■ **Provided records**
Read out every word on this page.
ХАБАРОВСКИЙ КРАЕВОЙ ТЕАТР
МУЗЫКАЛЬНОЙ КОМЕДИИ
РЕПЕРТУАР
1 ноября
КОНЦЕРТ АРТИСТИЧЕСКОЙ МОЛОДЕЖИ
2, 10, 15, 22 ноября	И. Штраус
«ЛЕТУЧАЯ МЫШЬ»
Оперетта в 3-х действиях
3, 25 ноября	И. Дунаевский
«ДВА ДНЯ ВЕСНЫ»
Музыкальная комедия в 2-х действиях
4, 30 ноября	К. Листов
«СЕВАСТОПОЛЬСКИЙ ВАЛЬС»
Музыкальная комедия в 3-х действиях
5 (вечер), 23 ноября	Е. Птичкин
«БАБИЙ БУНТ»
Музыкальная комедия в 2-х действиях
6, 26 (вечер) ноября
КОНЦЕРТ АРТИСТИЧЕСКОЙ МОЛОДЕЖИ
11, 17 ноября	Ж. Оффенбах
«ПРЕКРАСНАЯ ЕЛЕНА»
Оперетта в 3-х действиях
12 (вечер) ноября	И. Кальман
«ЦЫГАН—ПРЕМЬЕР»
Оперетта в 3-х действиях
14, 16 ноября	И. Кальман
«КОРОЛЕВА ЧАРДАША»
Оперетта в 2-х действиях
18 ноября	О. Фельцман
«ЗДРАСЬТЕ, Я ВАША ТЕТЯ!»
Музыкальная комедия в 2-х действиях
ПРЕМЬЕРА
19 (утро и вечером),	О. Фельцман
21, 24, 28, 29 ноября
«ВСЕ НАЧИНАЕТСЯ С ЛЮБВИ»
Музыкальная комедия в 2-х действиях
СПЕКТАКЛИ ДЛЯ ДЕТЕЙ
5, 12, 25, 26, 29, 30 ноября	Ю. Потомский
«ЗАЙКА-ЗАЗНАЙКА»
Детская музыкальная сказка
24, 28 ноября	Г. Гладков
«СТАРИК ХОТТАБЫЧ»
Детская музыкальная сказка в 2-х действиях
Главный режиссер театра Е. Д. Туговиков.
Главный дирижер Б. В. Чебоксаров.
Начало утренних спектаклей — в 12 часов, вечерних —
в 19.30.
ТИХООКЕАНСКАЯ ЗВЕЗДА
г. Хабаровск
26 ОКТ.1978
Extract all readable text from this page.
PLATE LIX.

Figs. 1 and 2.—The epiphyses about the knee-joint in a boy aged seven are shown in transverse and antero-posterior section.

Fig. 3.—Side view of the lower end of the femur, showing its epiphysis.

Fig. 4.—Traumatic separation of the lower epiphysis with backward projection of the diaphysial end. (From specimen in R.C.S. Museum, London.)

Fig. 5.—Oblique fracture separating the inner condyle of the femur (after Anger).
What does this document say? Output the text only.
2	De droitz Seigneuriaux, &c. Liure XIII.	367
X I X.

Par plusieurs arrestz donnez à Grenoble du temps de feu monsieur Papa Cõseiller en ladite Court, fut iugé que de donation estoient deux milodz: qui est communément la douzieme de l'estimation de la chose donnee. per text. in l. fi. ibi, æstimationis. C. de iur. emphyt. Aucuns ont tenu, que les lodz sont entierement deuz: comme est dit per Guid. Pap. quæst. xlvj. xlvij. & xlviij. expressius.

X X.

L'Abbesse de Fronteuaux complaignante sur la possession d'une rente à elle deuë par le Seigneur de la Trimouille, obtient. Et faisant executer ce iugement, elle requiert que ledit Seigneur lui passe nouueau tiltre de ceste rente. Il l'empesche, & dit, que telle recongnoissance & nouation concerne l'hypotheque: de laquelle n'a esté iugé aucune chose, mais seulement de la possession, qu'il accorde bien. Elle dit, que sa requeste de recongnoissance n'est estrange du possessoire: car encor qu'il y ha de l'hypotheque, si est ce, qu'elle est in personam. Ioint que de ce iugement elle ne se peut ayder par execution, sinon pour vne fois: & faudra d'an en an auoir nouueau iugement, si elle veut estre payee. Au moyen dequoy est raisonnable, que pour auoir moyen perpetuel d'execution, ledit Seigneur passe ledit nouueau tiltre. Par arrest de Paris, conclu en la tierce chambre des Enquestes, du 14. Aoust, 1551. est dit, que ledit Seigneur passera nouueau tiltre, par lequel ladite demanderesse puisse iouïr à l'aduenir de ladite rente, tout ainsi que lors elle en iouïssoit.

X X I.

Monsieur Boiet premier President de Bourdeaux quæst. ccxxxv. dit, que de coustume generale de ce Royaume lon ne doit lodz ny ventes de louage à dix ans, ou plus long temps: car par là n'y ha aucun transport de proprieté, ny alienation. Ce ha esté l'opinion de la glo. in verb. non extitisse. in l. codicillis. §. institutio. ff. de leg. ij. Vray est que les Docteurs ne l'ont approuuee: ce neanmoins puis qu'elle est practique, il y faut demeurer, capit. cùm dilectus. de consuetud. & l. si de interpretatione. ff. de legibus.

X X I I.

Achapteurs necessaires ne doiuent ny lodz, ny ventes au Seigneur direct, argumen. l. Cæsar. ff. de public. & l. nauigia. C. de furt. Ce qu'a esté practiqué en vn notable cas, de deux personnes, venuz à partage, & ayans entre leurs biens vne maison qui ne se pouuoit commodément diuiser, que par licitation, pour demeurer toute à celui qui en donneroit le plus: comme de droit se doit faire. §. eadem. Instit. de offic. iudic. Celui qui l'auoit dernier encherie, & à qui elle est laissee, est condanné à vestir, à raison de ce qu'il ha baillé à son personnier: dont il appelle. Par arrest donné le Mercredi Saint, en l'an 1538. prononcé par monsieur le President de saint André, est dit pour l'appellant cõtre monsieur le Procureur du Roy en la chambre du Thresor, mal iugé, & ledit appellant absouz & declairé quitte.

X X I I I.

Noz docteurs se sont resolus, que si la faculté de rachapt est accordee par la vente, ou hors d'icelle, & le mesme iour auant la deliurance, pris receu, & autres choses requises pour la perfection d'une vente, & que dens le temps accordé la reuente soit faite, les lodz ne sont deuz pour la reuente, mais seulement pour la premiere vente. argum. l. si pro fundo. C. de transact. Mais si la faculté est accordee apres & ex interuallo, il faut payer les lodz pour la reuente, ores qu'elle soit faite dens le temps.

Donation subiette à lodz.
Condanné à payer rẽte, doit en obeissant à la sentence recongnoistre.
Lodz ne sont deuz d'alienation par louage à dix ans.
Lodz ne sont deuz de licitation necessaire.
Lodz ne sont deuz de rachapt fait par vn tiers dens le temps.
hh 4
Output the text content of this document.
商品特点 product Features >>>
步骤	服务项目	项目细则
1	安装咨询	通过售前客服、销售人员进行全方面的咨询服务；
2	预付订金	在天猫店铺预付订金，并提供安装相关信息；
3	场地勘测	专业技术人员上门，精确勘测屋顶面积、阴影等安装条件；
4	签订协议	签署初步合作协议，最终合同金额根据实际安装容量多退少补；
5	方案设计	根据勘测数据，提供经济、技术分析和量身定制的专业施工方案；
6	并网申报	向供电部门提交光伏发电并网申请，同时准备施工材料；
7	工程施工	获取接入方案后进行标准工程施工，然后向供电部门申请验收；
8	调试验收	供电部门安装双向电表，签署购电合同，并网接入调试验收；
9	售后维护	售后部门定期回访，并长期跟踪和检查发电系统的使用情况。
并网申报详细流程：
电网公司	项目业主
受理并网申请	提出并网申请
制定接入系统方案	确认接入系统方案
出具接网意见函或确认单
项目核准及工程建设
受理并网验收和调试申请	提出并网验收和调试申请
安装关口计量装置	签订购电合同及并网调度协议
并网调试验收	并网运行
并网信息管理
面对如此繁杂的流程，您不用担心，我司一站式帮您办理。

■ **Aim**
Extract every entry in the listing word for word.

■ **Written solution**
Read out every word on this page.
ХАБАРОВСКИЙ КРАЕВОЙ ТЕАТР
МУЗЫКАЛЬНОЙ КОМЕДИИ
РЕПЕРТУАР
1 ноября
КОНЦЕРТ АРТИСТИЧЕСКОЙ МОЛОДЕЖИ
2, 10, 15, 22 ноября	И. Штраус
«ЛЕТУЧАЯ МЫШЬ»
Оперетта в 3-х действиях
3, 25 ноября	И. Дунаевский
«ДВА ДНЯ ВЕСНЫ»
Музыкальная комедия в 2-х действиях
4, 30 ноября	К. Листов
«СЕВАСТОПОЛЬСКИЙ ВАЛЬС»
Музыкальная комедия в 3-х действиях
5 (вечер), 23 ноября	Е. Птичкин
«БАБИЙ БУНТ»
Музыкальная комедия в 2-х действиях
6, 26 (вечер) ноября
КОНЦЕРТ АРТИСТИЧЕСКОЙ МОЛОДЕЖИ
11, 17 ноября	Ж. Оффенбах
«ПРЕКРАСНАЯ ЕЛЕНА»
Оперетта в 3-х действиях
12 (вечер) ноября	И. Кальман
«ЦЫГАН—ПРЕМЬЕР»
Оперетта в 3-х действиях
14, 16 ноября	И. Кальман
«КОРОЛЕВА ЧАРДАША»
Оперетта в 2-х действиях
18 ноября	О. Фельцман
«ЗДРАСЬТЕ, Я ВАША ТЕТЯ!»
Музыкальная комедия в 2-х действиях
ПРЕМЬЕРА
19 (утро и вечером),	О. Фельцман
21, 24, 28, 29 ноября
«ВСЕ НАЧИНАЕТСЯ С ЛЮБВИ»
Музыкальная комедия в 2-х действиях
СПЕКТАКЛИ ДЛЯ ДЕТЕЙ
5, 12, 25, 26, 29, 30 ноября	Ю. Потомский
«ЗАЙКА-ЗАЗНАЙКА»
Детская музыкальная сказка
24, 28 ноября	Г. Гладков
«СТАРИК ХОТТАБЫЧ»
Детская музыкальная сказка в 2-х действиях
Главный режиссер театра Е. Д. Туговиков.
Главный дирижер Б. В. Чебоксаров.
Начало утренних спектаклей — в 12 часов, вечерних —
в 19.30.
ТИХООКЕАНСКАЯ ЗВЕЗДА
г. Хабаровск
26 ОКТ.1978
Extract all readable text from this page.
PLATE LIX.

Figs. 1 and 2.—The epiphyses about the knee-joint in a boy aged seven are shown in transverse and antero-posterior section.

Fig. 3.—Side view of the lower end of the femur, showing its epiphysis.

Fig. 4.—Traumatic separation of the lower epiphysis with backward projection of the diaphysial end. (From specimen in R.C.S. Museum, London.)

Fig. 5.—Oblique fracture separating the inner condyle of the femur (after Anger).
What does this document say? Output the text only.
2	De droitz Seigneuriaux, &c. Liure XIII.	367
X I X.

Par plusieurs arrestz donnez à Grenoble du temps de feu monsieur Papa Cõseiller en ladite Court, fut iugé que de donation estoient deux milodz: qui est communément la douzieme de l'estimation de la chose donnee. per text. in l. fi. ibi, æstimationis. C. de iur. emphyt. Aucuns ont tenu, que les lodz sont entierement deuz: comme est dit per Guid. Pap. quæst. xlvj. xlvij. & xlviij. expressius.

X X.

L'Abbesse de Fronteuaux complaignante sur la possession d'une rente à elle deuë par le Seigneur de la Trimouille, obtient. Et faisant executer ce iugement, elle requiert que ledit Seigneur lui passe nouueau tiltre de ceste rente. Il l'empesche, & dit, que telle recongnoissance & nouation concerne l'hypotheque: de laquelle n'a esté iugé aucune chose, mais seulement de la possession, qu'il accorde bien. Elle dit, que sa requeste de recongnoissance n'est estrange du possessoire: car encor qu'il y ha de l'hypotheque, si est ce, qu'elle est in personam. Ioint que de ce iugement elle ne se peut ayder par execution, sinon pour vne fois: & faudra d'an en an auoir nouueau iugement, si elle veut estre payee. Au moyen dequoy est raisonnable, que pour auoir moyen perpetuel d'execution, ledit Seigneur passe ledit nouueau tiltre. Par arrest de Paris, conclu en la tierce chambre des Enquestes, du 14. Aoust, 1551. est dit, que ledit Seigneur passera nouueau tiltre, par lequel ladite demanderesse puisse iouïr à l'aduenir de ladite rente, tout ainsi que lors elle en iouïssoit.

X X I.

Monsieur Boiet premier President de Bourdeaux quæst. ccxxxv. dit, que de coustume generale de ce Royaume lon ne doit lodz ny ventes de louage à dix ans, ou plus long temps: car par là n'y ha aucun transport de proprieté, ny alienation. Ce ha esté l'opinion de la glo. in verb. non extitisse. in l. codicillis. §. institutio. ff. de leg. ij. Vray est que les Docteurs ne l'ont approuuee: ce neanmoins puis qu'elle est practique, il y faut demeurer, capit. cùm dilectus. de consuetud. & l. si de interpretatione. ff. de legibus.

X X I I.

Achapteurs necessaires ne doiuent ny lodz, ny ventes au Seigneur direct, argumen. l. Cæsar. ff. de public. & l. nauigia. C. de furt. Ce qu'a esté practiqué en vn notable cas, de deux personnes, venuz à partage, & ayans entre leurs biens vne maison qui ne se pouuoit commodément diuiser, que par licitation, pour demeurer toute à celui qui en donneroit le plus: comme de droit se doit faire. §. eadem. Instit. de offic. iudic. Celui qui l'auoit dernier encherie, & à qui elle est laissee, est condanné à vestir, à raison de ce qu'il ha baillé à son personnier: dont il appelle. Par arrest donné le Mercredi Saint, en l'an 1538. prononcé par monsieur le President de saint André, est dit pour l'appellant cõtre monsieur le Procureur du Roy en la chambre du Thresor, mal iugé, & ledit appellant absouz & declairé quitte.

X X I I I.

Noz docteurs se sont resolus, que si la faculté de rachapt est accordee par la vente, ou hors d'icelle, & le mesme iour auant la deliurance, pris receu, & autres choses requises pour la perfection d'une vente, & que dens le temps accordé la reuente soit faite, les lodz ne sont deuz pour la reuente, mais seulement pour la premiere vente. argum. l. si pro fundo. C. de transact. Mais si la faculté est accordee apres & ex interuallo, il faut payer les lodz pour la reuente, ores qu'elle soit faite dens le temps.

Donation subiette à lodz.
Condanné à payer rẽte, doit en obeissant à la sentence recongnoistre.
Lodz ne sont deuz d'alienation par louage à dix ans.
Lodz ne sont deuz de licitation necessaire.
Lodz ne sont deuz de rachapt fait par vn tiers dens le temps.
hh 4
Output the text content of this document.
商品特点 product Features >>>
步骤	服务项目	项目细则
1	安装咨询	通过售前客服、销售人员进行全方面的咨询服务；
2	预付订金	在天猫店铺预付订金，并提供安装相关信息；
3	场地勘测	专业技术人员上门，精确勘测屋顶面积、阴影等安装条件；
4	签订协议	签署初步合作协议，最终合同金额根据实际安装容量多退少补；
5	方案设计	根据勘测数据，提供经济、技术分析和量身定制的专业施工方案；
6	并网申报	向供电部门提交光伏发电并网申请，同时准备施工材料；
7	工程施工	获取接入方案后进行标准工程施工，然后向供电部门申请验收；
8	调试验收	供电部门安装双向电表，签署购电合同，并网接入调试验收；
9	售后维护	售后部门定期回访，并长期跟踪和检查发电系统的使用情况。
并网申报详细流程：
电网公司	项目业主
受理并网申请	提出并网申请
制定接入系统方案	确认接入系统方案
出具接网意见函或确认单
项目核准及工程建设
受理并网验收和调试申请	提出并网验收和调试申请
安装关口计量装置	签订购电合同及并网调度协议
并网调试验收	并网运行
并网信息管理
面对如此繁杂的流程，您不用担心，我司一站式帮您办理。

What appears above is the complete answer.